▶ ITEMS
##########
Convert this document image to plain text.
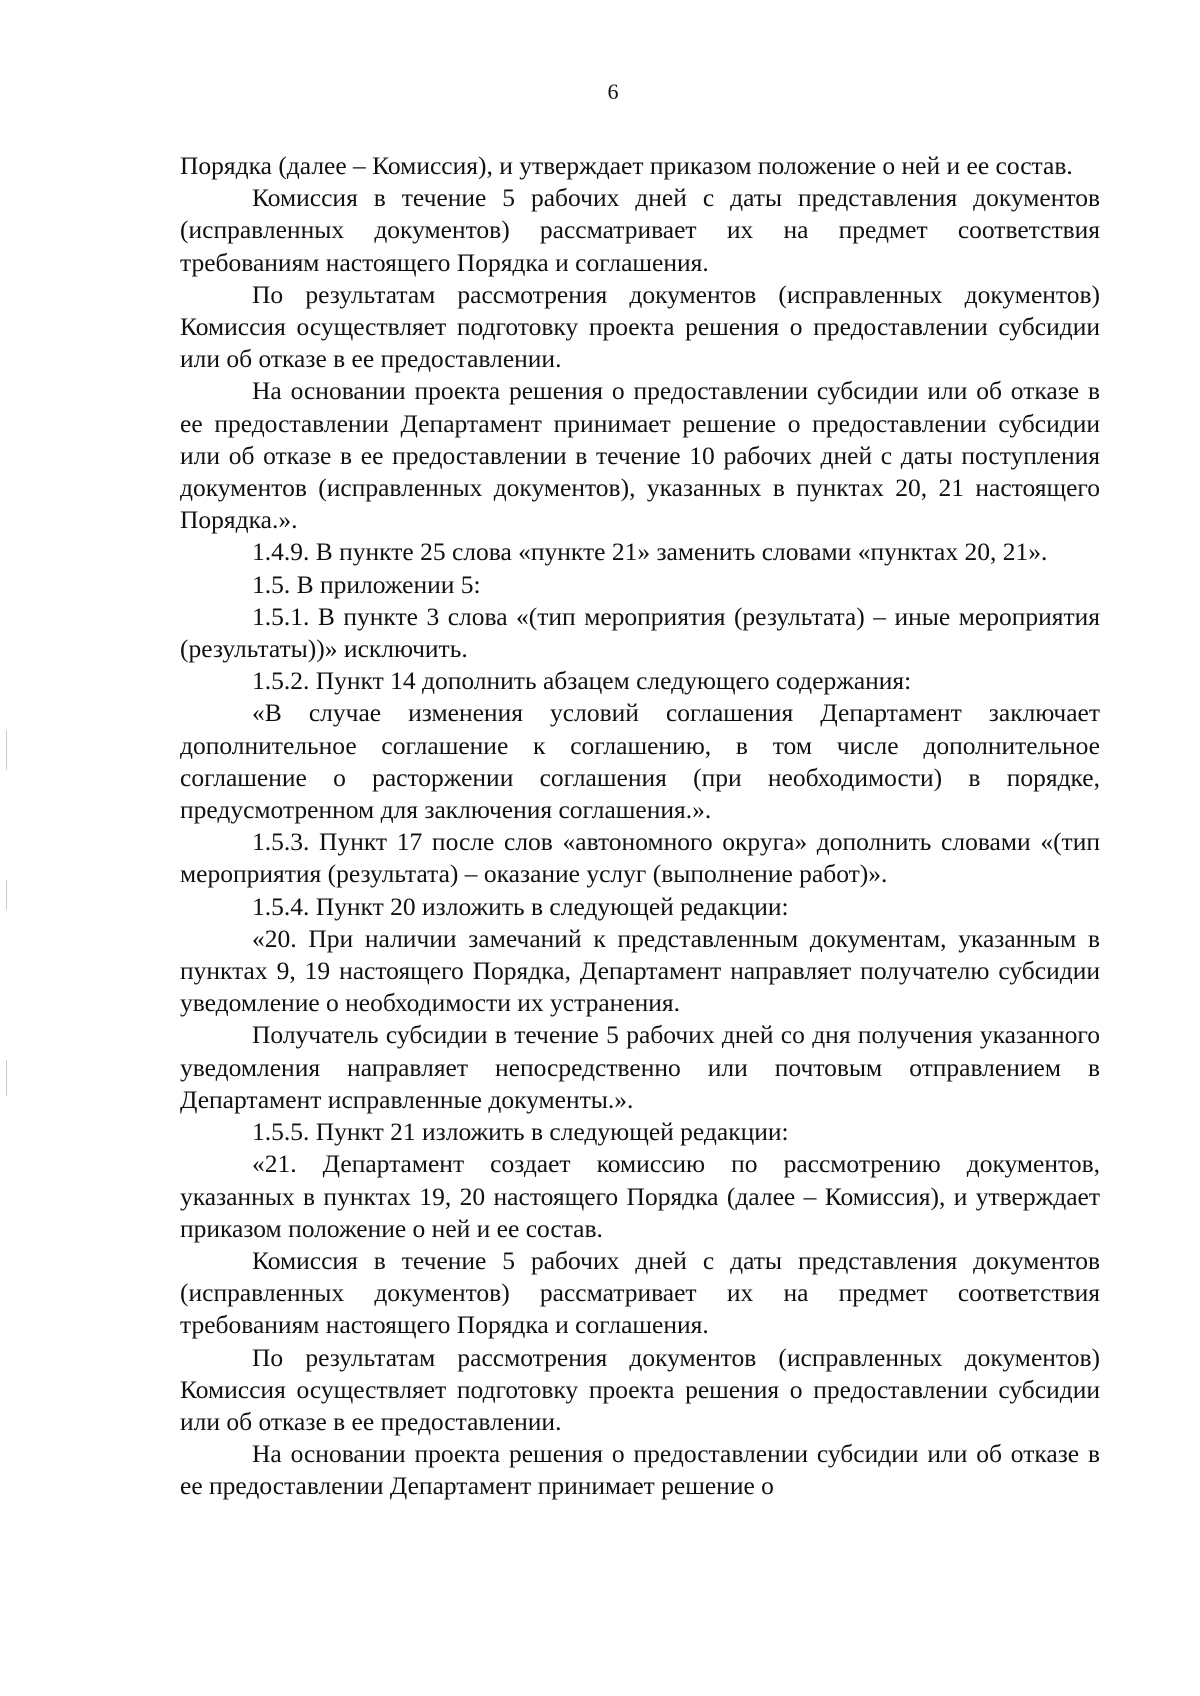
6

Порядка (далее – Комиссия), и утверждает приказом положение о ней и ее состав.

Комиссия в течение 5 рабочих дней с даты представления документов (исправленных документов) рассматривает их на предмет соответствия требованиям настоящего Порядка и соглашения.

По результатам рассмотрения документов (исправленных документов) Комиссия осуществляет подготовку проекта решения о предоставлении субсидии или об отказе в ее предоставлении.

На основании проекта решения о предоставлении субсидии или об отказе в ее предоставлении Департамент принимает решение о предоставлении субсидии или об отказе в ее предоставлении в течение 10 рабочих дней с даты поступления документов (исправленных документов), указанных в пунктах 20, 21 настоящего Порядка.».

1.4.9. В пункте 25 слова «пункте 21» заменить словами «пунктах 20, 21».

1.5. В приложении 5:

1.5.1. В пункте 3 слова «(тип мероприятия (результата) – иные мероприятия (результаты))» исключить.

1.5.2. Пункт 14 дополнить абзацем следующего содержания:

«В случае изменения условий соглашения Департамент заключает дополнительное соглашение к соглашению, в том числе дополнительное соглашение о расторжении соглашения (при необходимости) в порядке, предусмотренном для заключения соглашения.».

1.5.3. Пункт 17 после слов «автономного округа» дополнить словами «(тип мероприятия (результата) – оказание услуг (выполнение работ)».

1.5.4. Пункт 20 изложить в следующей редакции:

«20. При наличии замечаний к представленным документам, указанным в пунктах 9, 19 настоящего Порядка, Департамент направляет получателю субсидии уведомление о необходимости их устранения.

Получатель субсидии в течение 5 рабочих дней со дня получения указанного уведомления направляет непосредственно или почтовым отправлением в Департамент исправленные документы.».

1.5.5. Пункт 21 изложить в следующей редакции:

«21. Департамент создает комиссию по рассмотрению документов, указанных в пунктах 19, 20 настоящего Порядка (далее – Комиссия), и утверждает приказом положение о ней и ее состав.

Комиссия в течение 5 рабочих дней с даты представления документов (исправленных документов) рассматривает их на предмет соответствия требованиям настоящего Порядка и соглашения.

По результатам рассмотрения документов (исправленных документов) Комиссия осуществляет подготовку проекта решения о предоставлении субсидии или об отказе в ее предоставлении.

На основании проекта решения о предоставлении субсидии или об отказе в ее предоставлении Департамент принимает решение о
##########
▶ WHAT TO PRODUCE
Can you restate all the records above word for word while dropping the pictures?

▶ ANSWER
Convert this document image to plain text.
6

Порядка (далее – Комиссия), и утверждает приказом положение о ней и ее состав.

Комиссия в течение 5 рабочих дней с даты представления документов (исправленных документов) рассматривает их на предмет соответствия требованиям настоящего Порядка и соглашения.

По результатам рассмотрения документов (исправленных документов) Комиссия осуществляет подготовку проекта решения о предоставлении субсидии или об отказе в ее предоставлении.

На основании проекта решения о предоставлении субсидии или об отказе в ее предоставлении Департамент принимает решение о предоставлении субсидии или об отказе в ее предоставлении в течение 10 рабочих дней с даты поступления документов (исправленных документов), указанных в пунктах 20, 21 настоящего Порядка.».

1.4.9. В пункте 25 слова «пункте 21» заменить словами «пунктах 20, 21».

1.5. В приложении 5:

1.5.1. В пункте 3 слова «(тип мероприятия (результата) – иные мероприятия (результаты))» исключить.

1.5.2. Пункт 14 дополнить абзацем следующего содержания:

«В случае изменения условий соглашения Департамент заключает дополнительное соглашение к соглашению, в том числе дополнительное соглашение о расторжении соглашения (при необходимости) в порядке, предусмотренном для заключения соглашения.».

1.5.3. Пункт 17 после слов «автономного округа» дополнить словами «(тип мероприятия (результата) – оказание услуг (выполнение работ)».

1.5.4. Пункт 20 изложить в следующей редакции:

«20. При наличии замечаний к представленным документам, указанным в пунктах 9, 19 настоящего Порядка, Департамент направляет получателю субсидии уведомление о необходимости их устранения.

Получатель субсидии в течение 5 рабочих дней со дня получения указанного уведомления направляет непосредственно или почтовым отправлением в Департамент исправленные документы.».

1.5.5. Пункт 21 изложить в следующей редакции:

«21. Департамент создает комиссию по рассмотрению документов, указанных в пунктах 19, 20 настоящего Порядка (далее – Комиссия), и утверждает приказом положение о ней и ее состав.

Комиссия в течение 5 рабочих дней с даты представления документов (исправленных документов) рассматривает их на предмет соответствия требованиям настоящего Порядка и соглашения.

По результатам рассмотрения документов (исправленных документов) Комиссия осуществляет подготовку проекта решения о предоставлении субсидии или об отказе в ее предоставлении.

На основании проекта решения о предоставлении субсидии или об отказе в ее предоставлении Департамент принимает решение о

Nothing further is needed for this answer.